— start of EXTRACTED ENTRIES —
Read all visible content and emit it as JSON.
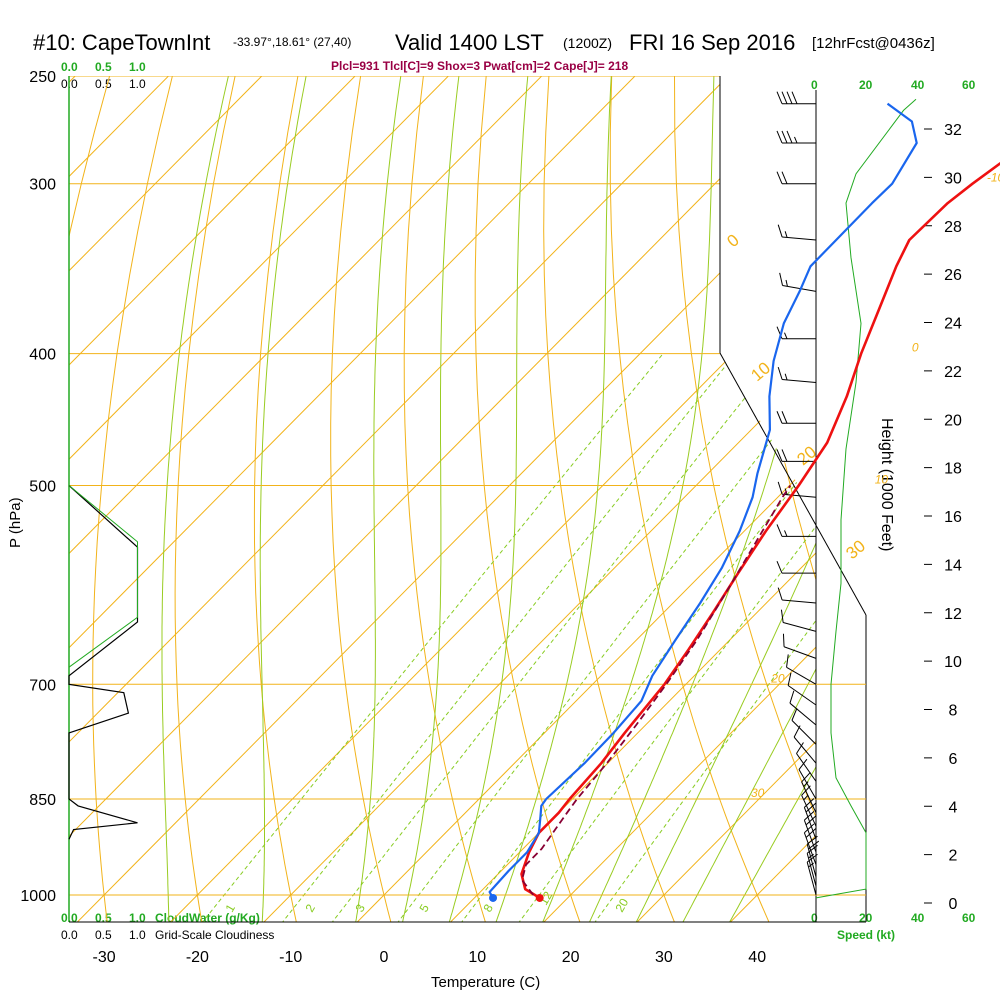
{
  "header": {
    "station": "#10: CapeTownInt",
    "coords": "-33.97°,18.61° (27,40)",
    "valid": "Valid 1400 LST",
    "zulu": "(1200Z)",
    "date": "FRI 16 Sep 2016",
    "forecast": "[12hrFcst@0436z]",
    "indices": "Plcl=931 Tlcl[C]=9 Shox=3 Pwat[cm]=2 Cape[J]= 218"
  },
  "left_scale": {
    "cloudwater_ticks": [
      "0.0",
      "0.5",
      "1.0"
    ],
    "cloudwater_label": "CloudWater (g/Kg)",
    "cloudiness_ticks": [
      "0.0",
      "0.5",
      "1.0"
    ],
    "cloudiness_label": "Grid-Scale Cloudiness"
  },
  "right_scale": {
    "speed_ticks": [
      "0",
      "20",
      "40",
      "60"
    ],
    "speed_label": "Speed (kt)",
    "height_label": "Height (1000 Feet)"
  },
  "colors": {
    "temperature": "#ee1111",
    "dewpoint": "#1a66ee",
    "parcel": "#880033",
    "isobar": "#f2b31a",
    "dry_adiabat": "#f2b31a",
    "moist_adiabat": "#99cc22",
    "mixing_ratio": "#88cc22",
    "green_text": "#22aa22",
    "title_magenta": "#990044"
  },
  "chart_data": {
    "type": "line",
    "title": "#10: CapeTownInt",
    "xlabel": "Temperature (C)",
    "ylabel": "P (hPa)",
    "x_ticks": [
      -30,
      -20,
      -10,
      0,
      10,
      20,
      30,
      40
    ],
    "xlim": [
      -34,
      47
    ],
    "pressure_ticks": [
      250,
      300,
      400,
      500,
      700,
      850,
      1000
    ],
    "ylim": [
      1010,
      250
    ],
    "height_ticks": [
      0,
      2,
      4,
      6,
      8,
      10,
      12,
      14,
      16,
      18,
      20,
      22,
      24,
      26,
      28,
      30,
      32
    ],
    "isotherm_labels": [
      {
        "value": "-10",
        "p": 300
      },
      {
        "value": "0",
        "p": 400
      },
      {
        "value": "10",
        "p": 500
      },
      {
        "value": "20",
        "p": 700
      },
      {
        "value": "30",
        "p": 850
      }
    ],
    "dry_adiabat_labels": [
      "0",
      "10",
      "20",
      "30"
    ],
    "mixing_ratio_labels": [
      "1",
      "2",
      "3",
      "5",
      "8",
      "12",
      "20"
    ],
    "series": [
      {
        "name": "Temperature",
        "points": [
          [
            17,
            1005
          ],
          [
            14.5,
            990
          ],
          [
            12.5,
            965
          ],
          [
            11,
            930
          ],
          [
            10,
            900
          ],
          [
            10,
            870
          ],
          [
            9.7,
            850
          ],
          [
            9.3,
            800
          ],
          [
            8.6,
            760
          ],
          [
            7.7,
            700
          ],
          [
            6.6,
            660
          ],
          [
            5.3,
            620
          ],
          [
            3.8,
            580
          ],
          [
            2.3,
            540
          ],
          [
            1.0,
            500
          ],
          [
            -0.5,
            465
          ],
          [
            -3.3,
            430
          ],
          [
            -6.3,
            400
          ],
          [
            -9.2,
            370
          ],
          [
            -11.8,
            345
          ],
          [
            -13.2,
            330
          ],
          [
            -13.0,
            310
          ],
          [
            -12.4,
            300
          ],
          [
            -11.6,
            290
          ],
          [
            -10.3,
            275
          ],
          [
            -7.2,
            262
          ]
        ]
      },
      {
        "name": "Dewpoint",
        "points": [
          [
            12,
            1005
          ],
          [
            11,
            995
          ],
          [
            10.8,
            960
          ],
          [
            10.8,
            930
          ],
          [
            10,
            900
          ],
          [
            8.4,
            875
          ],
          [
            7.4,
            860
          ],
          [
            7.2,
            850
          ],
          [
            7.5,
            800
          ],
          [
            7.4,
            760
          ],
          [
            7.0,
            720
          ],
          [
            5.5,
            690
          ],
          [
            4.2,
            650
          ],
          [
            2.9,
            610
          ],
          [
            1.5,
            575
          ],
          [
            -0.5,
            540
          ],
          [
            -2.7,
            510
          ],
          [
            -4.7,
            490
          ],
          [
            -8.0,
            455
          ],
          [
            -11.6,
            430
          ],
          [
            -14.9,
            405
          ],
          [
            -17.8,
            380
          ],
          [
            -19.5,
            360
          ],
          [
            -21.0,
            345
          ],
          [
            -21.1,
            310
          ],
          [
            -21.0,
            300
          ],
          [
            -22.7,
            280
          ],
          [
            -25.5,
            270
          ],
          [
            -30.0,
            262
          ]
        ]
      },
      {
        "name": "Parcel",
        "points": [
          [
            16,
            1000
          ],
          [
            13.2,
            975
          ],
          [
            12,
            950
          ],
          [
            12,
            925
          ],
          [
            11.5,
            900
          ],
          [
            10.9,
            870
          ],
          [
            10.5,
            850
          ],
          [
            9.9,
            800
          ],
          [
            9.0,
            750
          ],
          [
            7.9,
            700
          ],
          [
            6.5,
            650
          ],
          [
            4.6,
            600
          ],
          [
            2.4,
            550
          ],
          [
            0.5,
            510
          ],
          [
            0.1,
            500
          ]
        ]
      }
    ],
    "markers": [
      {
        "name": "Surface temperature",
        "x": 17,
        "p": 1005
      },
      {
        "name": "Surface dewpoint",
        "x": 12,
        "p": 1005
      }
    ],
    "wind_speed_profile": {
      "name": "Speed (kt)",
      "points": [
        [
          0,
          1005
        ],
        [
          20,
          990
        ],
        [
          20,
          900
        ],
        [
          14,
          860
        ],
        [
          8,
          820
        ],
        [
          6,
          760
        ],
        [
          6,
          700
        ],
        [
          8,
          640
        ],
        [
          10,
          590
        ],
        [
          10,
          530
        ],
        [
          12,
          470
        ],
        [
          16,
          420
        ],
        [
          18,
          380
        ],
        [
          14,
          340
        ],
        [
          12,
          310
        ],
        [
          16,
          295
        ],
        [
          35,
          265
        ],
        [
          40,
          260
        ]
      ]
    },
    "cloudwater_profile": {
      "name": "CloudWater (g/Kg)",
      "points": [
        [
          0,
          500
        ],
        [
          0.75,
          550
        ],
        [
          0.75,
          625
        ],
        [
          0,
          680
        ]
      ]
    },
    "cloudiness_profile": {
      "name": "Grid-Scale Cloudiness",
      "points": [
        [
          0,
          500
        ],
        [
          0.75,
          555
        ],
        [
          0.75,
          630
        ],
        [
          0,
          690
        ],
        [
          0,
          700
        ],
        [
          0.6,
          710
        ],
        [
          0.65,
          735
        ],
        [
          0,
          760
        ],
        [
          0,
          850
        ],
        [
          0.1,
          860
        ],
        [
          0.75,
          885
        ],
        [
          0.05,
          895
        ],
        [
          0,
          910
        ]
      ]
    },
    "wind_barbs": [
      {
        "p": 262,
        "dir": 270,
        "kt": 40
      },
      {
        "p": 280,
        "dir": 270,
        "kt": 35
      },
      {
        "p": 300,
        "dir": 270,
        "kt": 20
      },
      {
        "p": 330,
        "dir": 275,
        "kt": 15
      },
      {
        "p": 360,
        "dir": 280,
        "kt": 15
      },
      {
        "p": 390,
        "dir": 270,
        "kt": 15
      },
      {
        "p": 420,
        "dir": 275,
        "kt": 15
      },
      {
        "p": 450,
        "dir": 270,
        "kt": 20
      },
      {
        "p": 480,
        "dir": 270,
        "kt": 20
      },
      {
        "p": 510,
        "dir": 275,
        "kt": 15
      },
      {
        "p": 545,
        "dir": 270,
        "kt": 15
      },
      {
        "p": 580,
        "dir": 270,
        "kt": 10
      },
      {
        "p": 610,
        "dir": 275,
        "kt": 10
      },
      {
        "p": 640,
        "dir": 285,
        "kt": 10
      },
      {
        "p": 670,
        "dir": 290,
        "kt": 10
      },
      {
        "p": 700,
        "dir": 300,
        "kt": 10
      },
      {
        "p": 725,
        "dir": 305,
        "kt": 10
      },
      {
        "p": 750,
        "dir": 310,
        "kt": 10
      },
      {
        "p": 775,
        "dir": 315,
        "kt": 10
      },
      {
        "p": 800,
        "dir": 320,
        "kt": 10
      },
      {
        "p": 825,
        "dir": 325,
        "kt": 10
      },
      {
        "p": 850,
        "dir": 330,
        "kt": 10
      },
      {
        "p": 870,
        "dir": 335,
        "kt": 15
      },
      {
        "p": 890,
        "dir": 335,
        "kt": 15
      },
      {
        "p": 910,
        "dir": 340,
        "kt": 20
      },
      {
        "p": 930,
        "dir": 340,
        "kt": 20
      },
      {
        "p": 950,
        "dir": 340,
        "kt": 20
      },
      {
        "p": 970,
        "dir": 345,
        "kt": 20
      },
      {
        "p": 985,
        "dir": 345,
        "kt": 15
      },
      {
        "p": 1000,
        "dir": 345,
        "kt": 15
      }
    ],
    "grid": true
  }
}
— end of EXTRACTED ENTRIES —
= WRITTEN PROBLEM =
Report only how many lines in the records contain the word "Surface".

= REPLY =
2